Schaeffler a Eurobike 2021 con il sistema di azionamento Free Drive

Sensazione di pedalata configurabile: il nuovo sistema Free Drive di Schaeffler opera utilizzando la tecnologia bike-by-wire.

Interconnessi, flessibili, sostenibili e attenti all’ambiente: i nuovi trend di mobilità hanno esigenze sempre maggiori nei confronti di prodotti e tecnologie. Schaeffler (www.schaeffler.it) adotta nella mobilità un approccio olistico, offrendo che soddisfano le richieste dei clienti, anche in campo di micromobilità.

All’Eurobike 2021 di Friedrichshafen, il produttore automotive e industrial ha presentato il nuovo sistema “bike-by-wire Free Drive, una soluzione innovativa per le biciclette. Il sistema di guida senza catena, sviluppato in collaborazione con due case specializzate nei sistemi di guida elettrica a due ruote, Heinzmann GmbH & Co. KG, elimina il collegamento meccanico tra generatore e motore, permettendo così strutture di bicicletta completamente nuove e configurazioni di pedali con ancor meno parti soggette a usura.
---
ISTRUZIONI DI LAVORO =
A – Riproduci fedelmente la parte dell'articolo su Free Drive che si apre con le parole contenenti "Interconnessi, flessibili, sostenibili" e si chiude con "campo di micromobilità.".
B – Trasforma in un elenco puntato il paragrafo dell'articolo su Free Drive che inizia con «All’Eurobike 2021 di Friedrichshafen», mantenendone i fatti principali.
C – Rispondi alle seguenti domande sull'articolo su Free Drive:
(i) In quale città si è tenuto Eurobike 2021?
(ii) Quale tecnologia utilizza il sistema Free Drive?
(iii) Quale collegamento viene eliminato dal sistema di guida senza catena?

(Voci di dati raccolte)
---
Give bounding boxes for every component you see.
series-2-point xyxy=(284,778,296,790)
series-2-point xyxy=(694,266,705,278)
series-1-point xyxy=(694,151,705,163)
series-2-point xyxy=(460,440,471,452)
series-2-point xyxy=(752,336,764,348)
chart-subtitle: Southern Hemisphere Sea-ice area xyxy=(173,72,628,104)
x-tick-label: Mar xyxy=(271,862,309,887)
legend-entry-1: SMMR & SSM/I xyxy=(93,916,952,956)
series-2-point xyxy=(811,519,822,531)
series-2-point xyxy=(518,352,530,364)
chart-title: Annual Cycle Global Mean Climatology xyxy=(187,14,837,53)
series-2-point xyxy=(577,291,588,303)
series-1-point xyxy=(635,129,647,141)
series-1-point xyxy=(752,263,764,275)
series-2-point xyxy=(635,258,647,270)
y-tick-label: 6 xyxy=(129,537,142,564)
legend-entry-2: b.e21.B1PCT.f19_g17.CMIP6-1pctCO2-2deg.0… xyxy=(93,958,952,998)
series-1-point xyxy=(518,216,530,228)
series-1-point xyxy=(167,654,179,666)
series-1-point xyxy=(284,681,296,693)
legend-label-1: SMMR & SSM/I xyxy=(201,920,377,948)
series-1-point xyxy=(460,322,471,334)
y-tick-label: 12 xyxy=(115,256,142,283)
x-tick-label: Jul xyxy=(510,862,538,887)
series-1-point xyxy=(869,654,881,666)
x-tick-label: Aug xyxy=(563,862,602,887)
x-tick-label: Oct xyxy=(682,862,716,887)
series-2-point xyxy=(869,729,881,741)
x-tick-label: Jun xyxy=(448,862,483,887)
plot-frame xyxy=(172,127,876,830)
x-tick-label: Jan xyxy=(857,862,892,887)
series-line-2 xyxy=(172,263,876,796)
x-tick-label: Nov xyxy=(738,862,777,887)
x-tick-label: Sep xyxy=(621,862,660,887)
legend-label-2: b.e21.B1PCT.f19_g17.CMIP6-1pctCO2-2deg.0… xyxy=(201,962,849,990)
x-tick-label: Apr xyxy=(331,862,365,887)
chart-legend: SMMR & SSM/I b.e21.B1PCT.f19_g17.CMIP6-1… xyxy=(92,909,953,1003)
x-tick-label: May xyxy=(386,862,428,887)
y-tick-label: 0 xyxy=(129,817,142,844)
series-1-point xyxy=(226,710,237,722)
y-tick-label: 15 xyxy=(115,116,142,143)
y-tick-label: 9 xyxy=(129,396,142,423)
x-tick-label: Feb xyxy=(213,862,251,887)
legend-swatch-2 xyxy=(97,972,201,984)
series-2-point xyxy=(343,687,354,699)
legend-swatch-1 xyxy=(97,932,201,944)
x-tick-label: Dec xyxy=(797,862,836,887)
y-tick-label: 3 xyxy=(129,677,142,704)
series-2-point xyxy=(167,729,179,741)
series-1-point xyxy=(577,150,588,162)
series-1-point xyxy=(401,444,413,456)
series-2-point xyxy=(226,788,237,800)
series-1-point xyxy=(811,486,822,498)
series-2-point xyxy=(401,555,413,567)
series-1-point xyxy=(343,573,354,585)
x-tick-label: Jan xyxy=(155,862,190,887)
---
SOLUZIONI DEGLI ESERCIZI =
A –
Interconnessi, flessibili, sostenibili e attenti all’ambiente: i nuovi trend di mobilità hanno esigenze sempre maggiori nei confronti di prodotti e tecnologie. Schaeffler (www.schaeffler.it) adotta nella mobilità un approccio olistico, offrendo che soddisfano le richieste dei clienti, anche in campo di micromobilità.

B –
- Evento: Eurobike 2021 di Friedrichshafen
- Espositore: Schaeffler, produttore automotive e industrial
- Novità presentata: il sistema bike-by-wire Free Drive, soluzione innovativa per le biciclette
- Tipo: sistema di guida senza catena, sviluppato in collaborazione con Heinzmann GmbH & Co. KG
- Caratteristica: elimina il collegamento meccanico tra generatore e motore
- Vantaggi: strutture di bicicletta completamente nuove e configurazioni di pedali con ancor meno parti soggette a usura

C –
(i) A Friedrichshafen.
(ii) La tecnologia bike-by-wire.
(iii) Il collegamento meccanico tra generatore e motore.